▸ 제공 데이터
↓↓↓

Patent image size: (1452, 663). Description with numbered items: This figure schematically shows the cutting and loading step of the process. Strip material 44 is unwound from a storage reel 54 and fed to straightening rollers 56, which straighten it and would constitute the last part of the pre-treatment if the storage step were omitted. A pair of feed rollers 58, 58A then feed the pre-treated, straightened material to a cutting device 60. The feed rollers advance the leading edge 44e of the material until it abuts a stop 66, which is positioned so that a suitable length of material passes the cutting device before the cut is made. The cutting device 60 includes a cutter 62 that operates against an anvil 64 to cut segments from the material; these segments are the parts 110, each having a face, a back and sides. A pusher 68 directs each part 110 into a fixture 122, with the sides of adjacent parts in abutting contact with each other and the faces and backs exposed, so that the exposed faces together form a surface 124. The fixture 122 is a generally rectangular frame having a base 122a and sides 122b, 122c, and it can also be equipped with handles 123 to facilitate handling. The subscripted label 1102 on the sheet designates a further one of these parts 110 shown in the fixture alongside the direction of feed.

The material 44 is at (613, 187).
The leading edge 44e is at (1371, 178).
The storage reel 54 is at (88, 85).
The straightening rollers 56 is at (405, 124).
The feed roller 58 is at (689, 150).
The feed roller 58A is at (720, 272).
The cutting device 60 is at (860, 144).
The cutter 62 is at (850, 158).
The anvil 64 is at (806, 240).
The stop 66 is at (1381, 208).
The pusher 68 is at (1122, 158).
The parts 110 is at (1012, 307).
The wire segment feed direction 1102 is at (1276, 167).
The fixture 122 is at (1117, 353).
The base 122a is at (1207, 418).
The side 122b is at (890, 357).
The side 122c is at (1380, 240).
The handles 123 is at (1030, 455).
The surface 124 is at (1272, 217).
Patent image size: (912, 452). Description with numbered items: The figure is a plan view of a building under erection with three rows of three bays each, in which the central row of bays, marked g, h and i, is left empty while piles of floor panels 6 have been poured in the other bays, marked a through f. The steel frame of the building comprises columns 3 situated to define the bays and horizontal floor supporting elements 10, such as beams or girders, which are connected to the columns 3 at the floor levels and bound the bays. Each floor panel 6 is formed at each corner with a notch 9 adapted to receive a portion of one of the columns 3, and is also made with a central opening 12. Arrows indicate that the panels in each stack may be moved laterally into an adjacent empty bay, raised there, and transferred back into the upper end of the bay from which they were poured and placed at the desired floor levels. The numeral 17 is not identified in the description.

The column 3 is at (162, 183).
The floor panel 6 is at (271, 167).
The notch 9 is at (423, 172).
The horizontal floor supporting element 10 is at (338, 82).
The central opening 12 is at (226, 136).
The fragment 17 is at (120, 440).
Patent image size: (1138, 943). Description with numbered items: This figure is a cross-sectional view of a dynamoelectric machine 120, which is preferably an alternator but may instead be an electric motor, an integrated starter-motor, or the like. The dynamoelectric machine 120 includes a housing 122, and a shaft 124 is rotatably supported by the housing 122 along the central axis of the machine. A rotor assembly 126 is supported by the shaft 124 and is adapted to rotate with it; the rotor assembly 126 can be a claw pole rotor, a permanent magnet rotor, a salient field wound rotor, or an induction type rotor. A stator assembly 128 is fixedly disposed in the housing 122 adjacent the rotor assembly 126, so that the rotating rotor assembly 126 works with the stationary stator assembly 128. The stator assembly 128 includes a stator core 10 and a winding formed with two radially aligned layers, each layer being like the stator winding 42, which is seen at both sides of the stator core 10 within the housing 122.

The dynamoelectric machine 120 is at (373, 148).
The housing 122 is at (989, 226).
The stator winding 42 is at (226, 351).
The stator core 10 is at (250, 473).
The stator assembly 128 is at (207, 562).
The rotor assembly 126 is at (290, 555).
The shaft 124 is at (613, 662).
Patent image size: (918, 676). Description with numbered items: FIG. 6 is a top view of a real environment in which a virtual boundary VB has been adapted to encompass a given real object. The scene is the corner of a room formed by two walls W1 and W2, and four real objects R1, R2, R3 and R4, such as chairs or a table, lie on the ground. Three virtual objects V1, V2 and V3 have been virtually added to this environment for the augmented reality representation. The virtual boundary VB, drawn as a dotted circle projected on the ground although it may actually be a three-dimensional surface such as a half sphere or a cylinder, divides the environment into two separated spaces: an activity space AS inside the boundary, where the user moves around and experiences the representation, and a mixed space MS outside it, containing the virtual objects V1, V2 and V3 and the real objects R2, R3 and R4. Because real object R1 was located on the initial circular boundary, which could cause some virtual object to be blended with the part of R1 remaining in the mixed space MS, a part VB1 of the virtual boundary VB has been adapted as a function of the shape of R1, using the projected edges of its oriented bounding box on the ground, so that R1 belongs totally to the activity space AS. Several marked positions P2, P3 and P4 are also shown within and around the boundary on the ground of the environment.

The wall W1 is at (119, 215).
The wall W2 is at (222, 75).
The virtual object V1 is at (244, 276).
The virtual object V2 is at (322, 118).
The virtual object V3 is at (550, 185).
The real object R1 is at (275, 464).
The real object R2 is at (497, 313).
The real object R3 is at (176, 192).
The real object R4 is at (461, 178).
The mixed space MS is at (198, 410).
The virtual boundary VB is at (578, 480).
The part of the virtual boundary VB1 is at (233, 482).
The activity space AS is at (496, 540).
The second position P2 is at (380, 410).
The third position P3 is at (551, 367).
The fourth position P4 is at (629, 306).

↑↑↑

▸ 수행 과제
위 데이터 전체를 한 줄에 문자열 하나씩 대응하는 JSON 목록으로 출력하세요. 빈 줄은 넣지 마세요.

▸ 작성 답변
[
  "Patent image size: (1452, 663). Description with numbered items: This figure schematically shows the cutting and loading step of the process. Strip material 44 is unwound from a storage reel 54 and fed to straightening rollers 56, which straighten it and would constitute the last part of the pre-treatment if the storage step were omitted. A pair of feed rollers 58, 58A then feed the pre-treated, straightened material to a cutting device 60. The feed rollers advance the leading edge 44e of the material until it abuts a stop 66, which is positioned so that a suitable length of material passes the cutting device before the cut is made. The cutting device 60 includes a cutter 62 that operates against an anvil 64 to cut segments from the material; these segments are the parts 110, each having a face, a back and sides. A pusher 68 directs each part 110 into a fixture 122, with the sides of adjacent parts in abutting contact with each other and the faces and backs exposed, so that the exposed faces together form a surface 124. The fixture 122 is a generally rectangular frame having a base 122a and sides 122b, 122c, and it can also be equipped with handles 123 to facilitate handling. The subscripted label 1102 on the sheet designates a further one of these parts 110 shown in the fixture alongside the direction of feed.",
  "The material 44 is at (613, 187).",
  "The leading edge 44e is at (1371, 178).",
  "The storage reel 54 is at (88, 85).",
  "The straightening rollers 56 is at (405, 124).",
  "The feed roller 58 is at (689, 150).",
  "The feed roller 58A is at (720, 272).",
  "The cutting device 60 is at (860, 144).",
  "The cutter 62 is at (850, 158).",
  "The anvil 64 is at (806, 240).",
  "The stop 66 is at (1381, 208).",
  "The pusher 68 is at (1122, 158).",
  "The parts 110 is at (1012, 307).",
  "The wire segment feed direction 1102 is at (1276, 167).",
  "The fixture 122 is at (1117, 353).",
  "The base 122a is at (1207, 418).",
  "The side 122b is at (890, 357).",
  "The side 122c is at (1380, 240).",
  "The handles 123 is at (1030, 455).",
  "The surface 124 is at (1272, 217).",
  "Patent image size: (912, 452). Description with numbered items: The figure is a plan view of a building under erection with three rows of three bays each, in which the central row of bays, marked g, h and i, is left empty while piles of floor panels 6 have been poured in the other bays, marked a through f. The steel frame of the building comprises columns 3 situated to define the bays and horizontal floor supporting elements 10, such as beams or girders, which are connected to the columns 3 at the floor levels and bound the bays. Each floor panel 6 is formed at each corner with a notch 9 adapted to receive a portion of one of the columns 3, and is also made with a central opening 12. Arrows indicate that the panels in each stack may be moved laterally into an adjacent empty bay, raised there, and transferred back into the upper end of the bay from which they were poured and placed at the desired floor levels. The numeral 17 is not identified in the description.",
  "The column 3 is at (162, 183).",
  "The floor panel 6 is at (271, 167).",
  "The notch 9 is at (423, 172).",
  "The horizontal floor supporting element 10 is at (338, 82).",
  "The central opening 12 is at (226, 136).",
  "The fragment 17 is at (120, 440).",
  "Patent image size: (1138, 943). Description with numbered items: This figure is a cross-sectional view of a dynamoelectric machine 120, which is preferably an alternator but may instead be an electric motor, an integrated starter-motor, or the like. The dynamoelectric machine 120 includes a housing 122, and a shaft 124 is rotatably supported by the housing 122 along the central axis of the machine. A rotor assembly 126 is supported by the shaft 124 and is adapted to rotate with it; the rotor assembly 126 can be a claw pole rotor, a permanent magnet rotor, a salient field wound rotor, or an induction type rotor. A stator assembly 128 is fixedly disposed in the housing 122 adjacent the rotor assembly 126, so that the rotating rotor assembly 126 works with the stationary stator assembly 128. The stator assembly 128 includes a stator core 10 and a winding formed with two radially aligned layers, each layer being like the stator winding 42, which is seen at both sides of the stator core 10 within the housing 122.",
  "The dynamoelectric machine 120 is at (373, 148).",
  "The housing 122 is at (989, 226).",
  "The stator winding 42 is at (226, 351).",
  "The stator core 10 is at (250, 473).",
  "The stator assembly 128 is at (207, 562).",
  "The rotor assembly 126 is at (290, 555).",
  "The shaft 124 is at (613, 662).",
  "Patent image size: (918, 676). Description with numbered items: FIG. 6 is a top view of a real environment in which a virtual boundary VB has been adapted to encompass a given real object. The scene is the corner of a room formed by two walls W1 and W2, and four real objects R1, R2, R3 and R4, such as chairs or a table, lie on the ground. Three virtual objects V1, V2 and V3 have been virtually added to this environment for the augmented reality representation. The virtual boundary VB, drawn as a dotted circle projected on the ground although it may actually be a three-dimensional surface such as a half sphere or a cylinder, divides the environment into two separated spaces: an activity space AS inside the boundary, where the user moves around and experiences the representation, and a mixed space MS outside it, containing the virtual objects V1, V2 and V3 and the real objects R2, R3 and R4. Because real object R1 was located on the initial circular boundary, which could cause some virtual object to be blended with the part of R1 remaining in the mixed space MS, a part VB1 of the virtual boundary VB has been adapted as a function of the shape of R1, using the projected edges of its oriented bounding box on the ground, so that R1 belongs totally to the activity space AS. Several marked positions P2, P3 and P4 are also shown within and around the boundary on the ground of the environment.",
  "The wall W1 is at (119, 215).",
  "The wall W2 is at (222, 75).",
  "The virtual object V1 is at (244, 276).",
  "The virtual object V2 is at (322, 118).",
  "The virtual object V3 is at (550, 185).",
  "The real object R1 is at (275, 464).",
  "The real object R2 is at (497, 313).",
  "The real object R3 is at (176, 192).",
  "The real object R4 is at (461, 178).",
  "The mixed space MS is at (198, 410).",
  "The virtual boundary VB is at (578, 480).",
  "The part of the virtual boundary VB1 is at (233, 482).",
  "The activity space AS is at (496, 540).",
  "The second position P2 is at (380, 410).",
  "The third position P3 is at (551, 367).",
  "The fourth position P4 is at (629, 306)."
]